_The task_
Will you transcribe the entries that follow, exactly and in full?

---+---

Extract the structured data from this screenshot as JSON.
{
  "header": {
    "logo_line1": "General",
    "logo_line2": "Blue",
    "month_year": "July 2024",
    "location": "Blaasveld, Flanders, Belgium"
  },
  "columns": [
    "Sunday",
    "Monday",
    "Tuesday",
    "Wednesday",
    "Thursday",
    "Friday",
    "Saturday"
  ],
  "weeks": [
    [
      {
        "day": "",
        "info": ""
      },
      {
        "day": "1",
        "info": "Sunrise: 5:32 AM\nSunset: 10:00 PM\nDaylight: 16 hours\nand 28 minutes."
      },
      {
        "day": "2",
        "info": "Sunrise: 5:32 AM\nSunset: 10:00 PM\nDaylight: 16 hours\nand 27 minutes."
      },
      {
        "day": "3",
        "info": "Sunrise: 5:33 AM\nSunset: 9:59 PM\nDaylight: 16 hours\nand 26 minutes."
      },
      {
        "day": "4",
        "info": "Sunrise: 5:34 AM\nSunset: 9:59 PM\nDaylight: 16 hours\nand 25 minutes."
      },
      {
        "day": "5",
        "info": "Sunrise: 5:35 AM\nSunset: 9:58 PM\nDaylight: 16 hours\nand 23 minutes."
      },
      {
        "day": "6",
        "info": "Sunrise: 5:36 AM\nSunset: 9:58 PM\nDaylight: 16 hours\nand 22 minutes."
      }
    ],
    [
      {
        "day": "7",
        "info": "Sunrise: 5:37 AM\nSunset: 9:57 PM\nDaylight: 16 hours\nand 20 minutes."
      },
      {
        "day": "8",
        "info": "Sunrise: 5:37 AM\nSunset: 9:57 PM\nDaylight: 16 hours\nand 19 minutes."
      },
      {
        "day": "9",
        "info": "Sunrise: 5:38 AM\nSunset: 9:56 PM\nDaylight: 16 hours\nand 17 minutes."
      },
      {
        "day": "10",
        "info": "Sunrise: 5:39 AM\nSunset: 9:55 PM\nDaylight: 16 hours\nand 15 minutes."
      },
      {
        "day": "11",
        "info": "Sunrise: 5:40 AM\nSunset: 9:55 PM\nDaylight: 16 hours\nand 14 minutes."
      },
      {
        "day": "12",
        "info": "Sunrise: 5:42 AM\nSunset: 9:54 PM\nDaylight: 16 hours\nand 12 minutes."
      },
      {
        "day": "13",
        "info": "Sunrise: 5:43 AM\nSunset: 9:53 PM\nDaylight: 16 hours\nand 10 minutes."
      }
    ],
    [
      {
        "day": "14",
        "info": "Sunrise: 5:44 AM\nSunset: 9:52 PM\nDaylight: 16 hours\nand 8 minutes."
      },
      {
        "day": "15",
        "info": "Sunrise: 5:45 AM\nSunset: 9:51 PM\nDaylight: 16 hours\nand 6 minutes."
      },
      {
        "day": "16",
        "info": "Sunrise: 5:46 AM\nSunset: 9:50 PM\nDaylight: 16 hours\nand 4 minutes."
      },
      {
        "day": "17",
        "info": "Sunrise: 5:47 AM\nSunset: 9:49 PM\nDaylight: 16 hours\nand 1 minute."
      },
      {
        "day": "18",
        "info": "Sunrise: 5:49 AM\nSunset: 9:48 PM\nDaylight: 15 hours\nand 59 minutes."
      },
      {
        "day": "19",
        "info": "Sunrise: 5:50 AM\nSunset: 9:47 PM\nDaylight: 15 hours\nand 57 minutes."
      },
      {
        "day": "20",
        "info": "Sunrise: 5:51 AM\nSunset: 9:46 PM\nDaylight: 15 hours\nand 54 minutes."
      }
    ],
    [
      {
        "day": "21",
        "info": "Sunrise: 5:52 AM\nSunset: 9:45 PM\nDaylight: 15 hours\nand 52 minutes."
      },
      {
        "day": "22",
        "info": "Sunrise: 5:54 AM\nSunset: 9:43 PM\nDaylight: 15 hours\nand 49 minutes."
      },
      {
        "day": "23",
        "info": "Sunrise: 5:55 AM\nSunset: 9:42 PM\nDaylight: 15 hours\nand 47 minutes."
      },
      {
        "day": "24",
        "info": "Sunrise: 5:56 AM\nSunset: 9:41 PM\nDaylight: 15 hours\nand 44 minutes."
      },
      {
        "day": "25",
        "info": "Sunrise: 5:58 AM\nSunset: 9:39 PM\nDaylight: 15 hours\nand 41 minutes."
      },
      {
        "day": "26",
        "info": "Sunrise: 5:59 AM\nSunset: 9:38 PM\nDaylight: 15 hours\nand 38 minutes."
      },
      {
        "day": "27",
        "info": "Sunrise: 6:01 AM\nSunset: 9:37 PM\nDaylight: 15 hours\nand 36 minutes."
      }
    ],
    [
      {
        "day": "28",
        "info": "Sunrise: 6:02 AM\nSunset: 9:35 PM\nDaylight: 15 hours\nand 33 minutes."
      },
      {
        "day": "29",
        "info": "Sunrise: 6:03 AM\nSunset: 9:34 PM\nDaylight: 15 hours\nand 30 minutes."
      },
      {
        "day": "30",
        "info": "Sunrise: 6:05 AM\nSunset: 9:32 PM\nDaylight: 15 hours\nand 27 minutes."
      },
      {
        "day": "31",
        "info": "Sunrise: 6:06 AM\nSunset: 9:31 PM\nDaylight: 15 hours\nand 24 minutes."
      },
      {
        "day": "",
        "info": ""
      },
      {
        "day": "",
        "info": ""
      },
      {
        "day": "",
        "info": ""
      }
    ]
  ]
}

---+---

_Exercise solution_
Extract the structured data from this screenshot as JSON.
{
  "header": {
    "logo_line1": "General",
    "logo_line2": "Blue",
    "month_year": "July 2024",
    "location": "Blaasveld, Flanders, Belgium"
  },
  "columns": [
    "Sunday",
    "Monday",
    "Tuesday",
    "Wednesday",
    "Thursday",
    "Friday",
    "Saturday"
  ],
  "weeks": [
    [
      {
        "day": "",
        "info": ""
      },
      {
        "day": "1",
        "info": "Sunrise: 5:32 AM\nSunset: 10:00 PM\nDaylight: 16 hours\nand 28 minutes."
      },
      {
        "day": "2",
        "info": "Sunrise: 5:32 AM\nSunset: 10:00 PM\nDaylight: 16 hours\nand 27 minutes."
      },
      {
        "day": "3",
        "info": "Sunrise: 5:33 AM\nSunset: 9:59 PM\nDaylight: 16 hours\nand 26 minutes."
      },
      {
        "day": "4",
        "info": "Sunrise: 5:34 AM\nSunset: 9:59 PM\nDaylight: 16 hours\nand 25 minutes."
      },
      {
        "day": "5",
        "info": "Sunrise: 5:35 AM\nSunset: 9:58 PM\nDaylight: 16 hours\nand 23 minutes."
      },
      {
        "day": "6",
        "info": "Sunrise: 5:36 AM\nSunset: 9:58 PM\nDaylight: 16 hours\nand 22 minutes."
      }
    ],
    [
      {
        "day": "7",
        "info": "Sunrise: 5:37 AM\nSunset: 9:57 PM\nDaylight: 16 hours\nand 20 minutes."
      },
      {
        "day": "8",
        "info": "Sunrise: 5:37 AM\nSunset: 9:57 PM\nDaylight: 16 hours\nand 19 minutes."
      },
      {
        "day": "9",
        "info": "Sunrise: 5:38 AM\nSunset: 9:56 PM\nDaylight: 16 hours\nand 17 minutes."
      },
      {
        "day": "10",
        "info": "Sunrise: 5:39 AM\nSunset: 9:55 PM\nDaylight: 16 hours\nand 15 minutes."
      },
      {
        "day": "11",
        "info": "Sunrise: 5:40 AM\nSunset: 9:55 PM\nDaylight: 16 hours\nand 14 minutes."
      },
      {
        "day": "12",
        "info": "Sunrise: 5:42 AM\nSunset: 9:54 PM\nDaylight: 16 hours\nand 12 minutes."
      },
      {
        "day": "13",
        "info": "Sunrise: 5:43 AM\nSunset: 9:53 PM\nDaylight: 16 hours\nand 10 minutes."
      }
    ],
    [
      {
        "day": "14",
        "info": "Sunrise: 5:44 AM\nSunset: 9:52 PM\nDaylight: 16 hours\nand 8 minutes."
      },
      {
        "day": "15",
        "info": "Sunrise: 5:45 AM\nSunset: 9:51 PM\nDaylight: 16 hours\nand 6 minutes."
      },
      {
        "day": "16",
        "info": "Sunrise: 5:46 AM\nSunset: 9:50 PM\nDaylight: 16 hours\nand 4 minutes."
      },
      {
        "day": "17",
        "info": "Sunrise: 5:47 AM\nSunset: 9:49 PM\nDaylight: 16 hours\nand 1 minute."
      },
      {
        "day": "18",
        "info": "Sunrise: 5:49 AM\nSunset: 9:48 PM\nDaylight: 15 hours\nand 59 minutes."
      },
      {
        "day": "19",
        "info": "Sunrise: 5:50 AM\nSunset: 9:47 PM\nDaylight: 15 hours\nand 57 minutes."
      },
      {
        "day": "20",
        "info": "Sunrise: 5:51 AM\nSunset: 9:46 PM\nDaylight: 15 hours\nand 54 minutes."
      }
    ],
    [
      {
        "day": "21",
        "info": "Sunrise: 5:52 AM\nSunset: 9:45 PM\nDaylight: 15 hours\nand 52 minutes."
      },
      {
        "day": "22",
        "info": "Sunrise: 5:54 AM\nSunset: 9:43 PM\nDaylight: 15 hours\nand 49 minutes."
      },
      {
        "day": "23",
        "info": "Sunrise: 5:55 AM\nSunset: 9:42 PM\nDaylight: 15 hours\nand 47 minutes."
      },
      {
        "day": "24",
        "info": "Sunrise: 5:56 AM\nSunset: 9:41 PM\nDaylight: 15 hours\nand 44 minutes."
      },
      {
        "day": "25",
        "info": "Sunrise: 5:58 AM\nSunset: 9:39 PM\nDaylight: 15 hours\nand 41 minutes."
      },
      {
        "day": "26",
        "info": "Sunrise: 5:59 AM\nSunset: 9:38 PM\nDaylight: 15 hours\nand 38 minutes."
      },
      {
        "day": "27",
        "info": "Sunrise: 6:01 AM\nSunset: 9:37 PM\nDaylight: 15 hours\nand 36 minutes."
      }
    ],
    [
      {
        "day": "28",
        "info": "Sunrise: 6:02 AM\nSunset: 9:35 PM\nDaylight: 15 hours\nand 33 minutes."
      },
      {
        "day": "29",
        "info": "Sunrise: 6:03 AM\nSunset: 9:34 PM\nDaylight: 15 hours\nand 30 minutes."
      },
      {
        "day": "30",
        "info": "Sunrise: 6:05 AM\nSunset: 9:32 PM\nDaylight: 15 hours\nand 27 minutes."
      },
      {
        "day": "31",
        "info": "Sunrise: 6:06 AM\nSunset: 9:31 PM\nDaylight: 15 hours\nand 24 minutes."
      },
      {
        "day": "",
        "info": ""
      },
      {
        "day": "",
        "info": ""
      },
      {
        "day": "",
        "info": ""
      }
    ]
  ]
}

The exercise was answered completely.